— Alıştırma görevleri —
1/ Sayfa alıntısında "Tecbiye:‘Yasanın elitlere hafifletilerek" sözlerinden "peygamberdir ondan sakınıız’." sözlerine kadar, bu sözler de dahil olmak üzere, metni hiçbir değişiklik yapmadan yazın.
2/ Sayfa alıntısına göre aşağıdaki soruları yanıtlayın:
(a) Medine sözleşmesine göre bir anlaşmazlık çıktığında konu kime arz olunacaktı?
(b) Resulullah, evlendikten sonra zina eden kimse hakkındaki soruyu sorarken Yahudi hahamına hangi adla hitap etti?
(c) Tevrat okunurken hahamın eline kim vurdu?

— Sayfa alıntısı —
────────────────────────────────────────

Tecbiye:‘Yasanın elitlere hafifletilerek uygulanması veya hiç uygulanmaması’
Medine sözleşmesine göre, ‘Müslümanlar ile Yahudiler ve müşriklerden herkese kendi dinlerinin hükmü uygulanacaktı. Bir anlaşmazlık olunca da konu Allah ve peygamberine arz olunacaktı.’
Ebu Hureyre den rivayet edildiğine göre, ‘Peygamber (s.a.v) Medine’ye geldiği sırada Yahudi bir adam evlendikten sonra Yahudilerden evli olan bir kadınla zina etmişti. Yahudi hahamları onları Peygambere havale ettiler. Eğer o sizin ameliniz olan TECBİYE ile amel ederse onun peşinden gidiniz, o ancak bir kraldır. Eğer RECM ile hükmederse o bir peygamberdir ondan sakınıız’.
Resulullah Yahudi Hahamına ‘Ey İbn Suriya evlendikten sonra zina eden bir kimse hakkında, Allah’ın TEVRAT’ta RECM ile hükmettiğini bilmiyormusun?’ diye sordu. Suriya: ‘Evet, ey Ebul Kasım! Onlar senin peygamber olduğunu elbette biliyorlar, fakat onlar sana hased ediyorlar’ dedi
Abdullah b.Ömer’in rivayeti: Resulullah (s.a.v) onlara Tevrat’ı getirtti. Bir Yahudi Hahamına okuttu. Haham ancak elini recm ayetinin üzerine koyarak diğerlerini okudu. Abdullah b.Selam hahamın eline vurdu. Resulullah (s.a.v) Yahudilere: ‘Sizin Allah’ın hükmünü terk etmenize sebep nedir? Dedi.

────────────────────────────────────────

(Çıkarılmış kayıtlar)
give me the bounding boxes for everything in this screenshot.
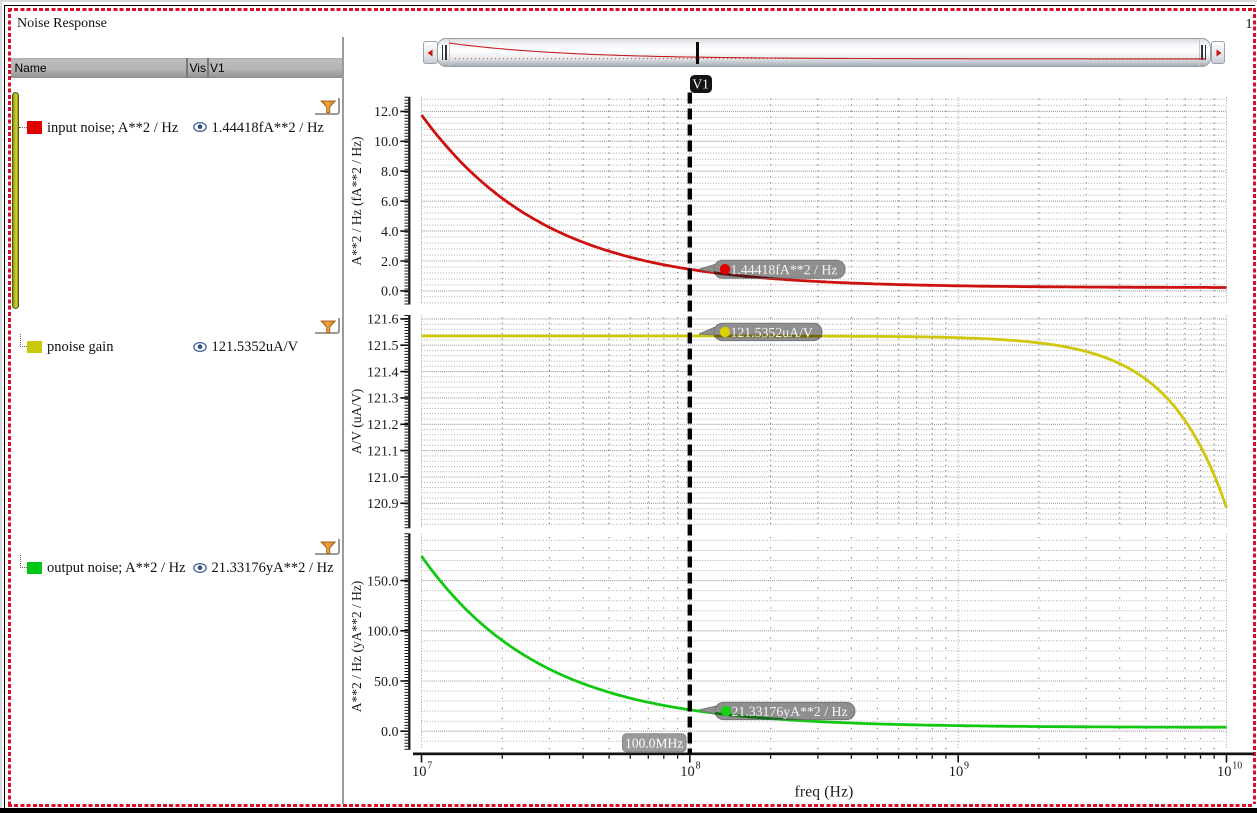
svg-text:100.0: 100.0 [367,625,399,640]
svg-text:120.9: 120.9 [367,497,399,512]
svg-text:121.6: 121.6 [367,313,399,328]
svg-text:10.0: 10.0 [374,135,399,150]
svg-text:12.0: 12.0 [374,105,399,120]
svg-text:8.0: 8.0 [381,165,399,180]
svg-text:121.2: 121.2 [367,418,399,433]
svg-text:121.3: 121.3 [367,392,399,407]
svg-text:0.0: 0.0 [381,725,399,740]
svg-text:A**2 / Hz (fA**2 / Hz): A**2 / Hz (fA**2 / Hz) [349,136,364,265]
svg-text:9: 9 [964,761,969,772]
svg-text:8: 8 [696,761,701,772]
svg-text:121.5: 121.5 [367,339,399,354]
svg-text:4.0: 4.0 [381,225,399,240]
svg-text:100.0MHz: 100.0MHz [625,736,683,751]
svg-text:121.0: 121.0 [367,471,399,486]
svg-text:10: 10 [1217,764,1232,780]
svg-text:7: 7 [427,761,432,772]
svg-text:2.0: 2.0 [381,255,399,270]
svg-text:A/V (uA/V): A/V (uA/V) [349,389,364,454]
svg-text:0.0: 0.0 [381,285,399,300]
svg-text:V1: V1 [692,76,709,91]
svg-text:21.33176yA**2 / Hz: 21.33176yA**2 / Hz [731,704,847,719]
svg-text:6.0: 6.0 [381,195,399,210]
svg-text:50.0: 50.0 [374,675,399,690]
svg-text:10: 10 [1232,761,1242,772]
svg-text:150.0: 150.0 [367,574,399,589]
svg-text:10: 10 [412,764,427,780]
svg-text:A**2 / Hz (yA**2 / Hz): A**2 / Hz (yA**2 / Hz) [349,581,364,713]
svg-text:1.44418fA**2 / Hz: 1.44418fA**2 / Hz [730,262,837,277]
svg-text:121.4: 121.4 [367,365,399,380]
svg-text:10: 10 [680,764,695,780]
svg-text:121.5352uA/V: 121.5352uA/V [730,325,812,340]
svg-text:10: 10 [949,764,964,780]
svg-text:121.1: 121.1 [367,444,399,459]
svg-text:freq (Hz): freq (Hz) [794,784,853,801]
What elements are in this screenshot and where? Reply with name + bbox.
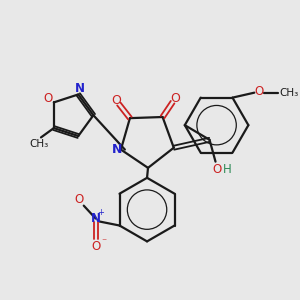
Text: +: + [97, 208, 104, 217]
Text: O: O [213, 163, 222, 176]
Text: CH₃: CH₃ [280, 88, 299, 98]
Text: N: N [75, 82, 85, 95]
Text: O: O [74, 193, 83, 206]
Text: O: O [170, 92, 180, 105]
Text: N: N [91, 212, 101, 225]
Text: ⁻: ⁻ [101, 237, 106, 248]
Text: H: H [223, 163, 232, 176]
Text: CH₃: CH₃ [29, 140, 49, 149]
Text: N: N [112, 143, 122, 156]
Text: O: O [255, 85, 264, 98]
Text: O: O [112, 94, 122, 107]
Text: O: O [43, 92, 52, 105]
Text: O: O [91, 240, 100, 253]
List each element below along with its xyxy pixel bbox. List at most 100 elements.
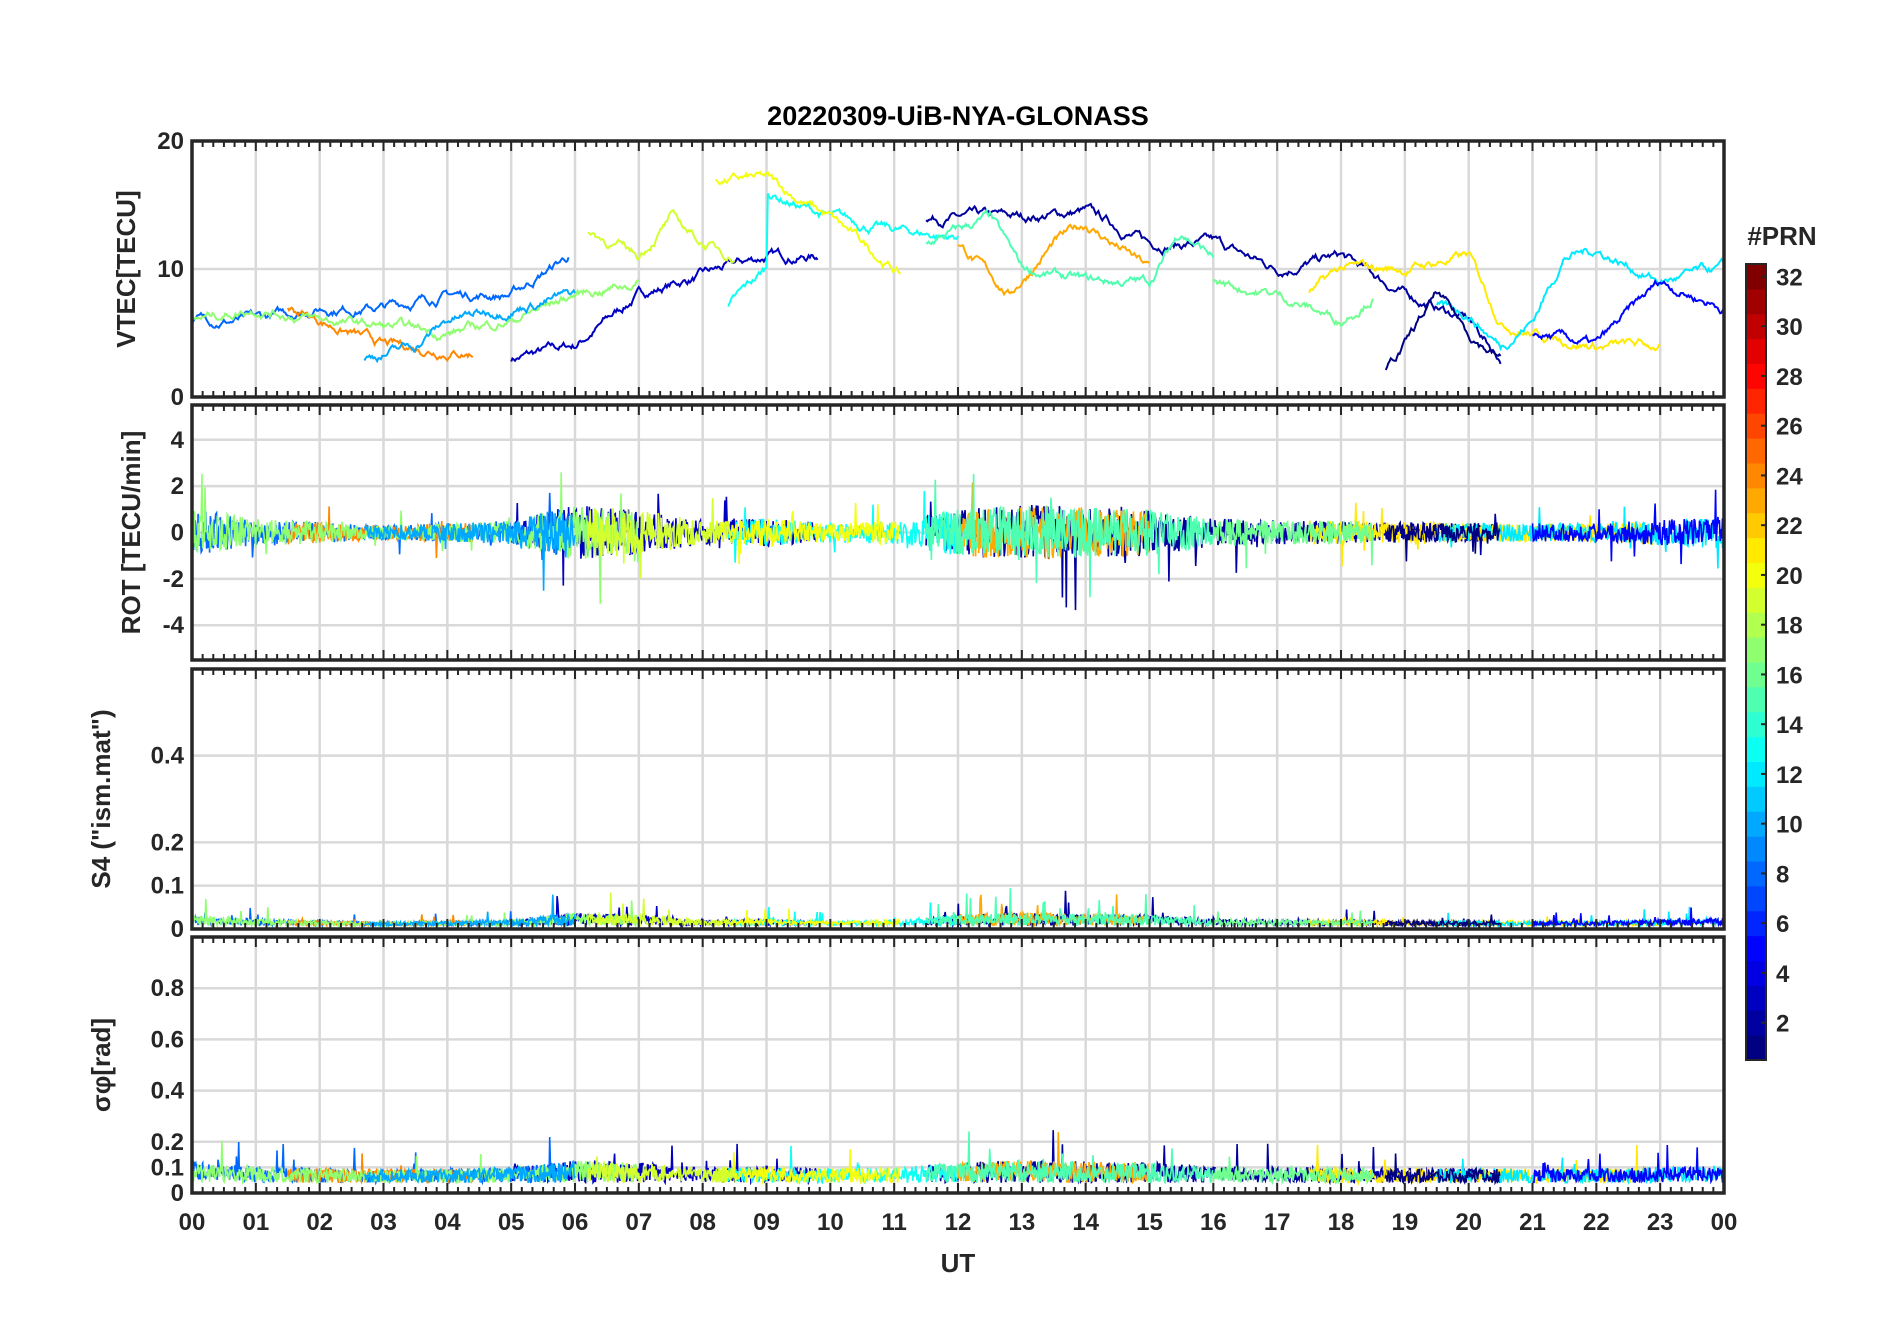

────────────────────────────────────────

— Sıralı sonuçlar —
1/
Tecbiye:‘Yasanın elitlere hafifletilerek uygulanması veya hiç uygulanmaması’
Medine sözleşmesine göre, ‘Müslümanlar ile Yahudiler ve müşriklerden herkese kendi dinlerinin hükmü uygulanacaktı. Bir anlaşmazlık olunca da konu Allah ve peygamberine arz olunacaktı.’
Ebu Hureyre den rivayet edildiğine göre, ‘Peygamber (s.a.v) Medine’ye geldiği sırada Yahudi bir adam evlendikten sonra Yahudilerden evli olan bir kadınla zina etmişti. Yahudi hahamları onları Peygambere havale ettiler. Eğer o sizin ameliniz olan TECBİYE ile amel ederse onun peşinden gidiniz, o ancak bir kraldır. Eğer RECM ile hükmederse o bir peygamberdir ondan sakınıız’.

2/
(a) Allah ve peygamberine.
(b) İbn Suriya.
(c) Abdullah b.Selam.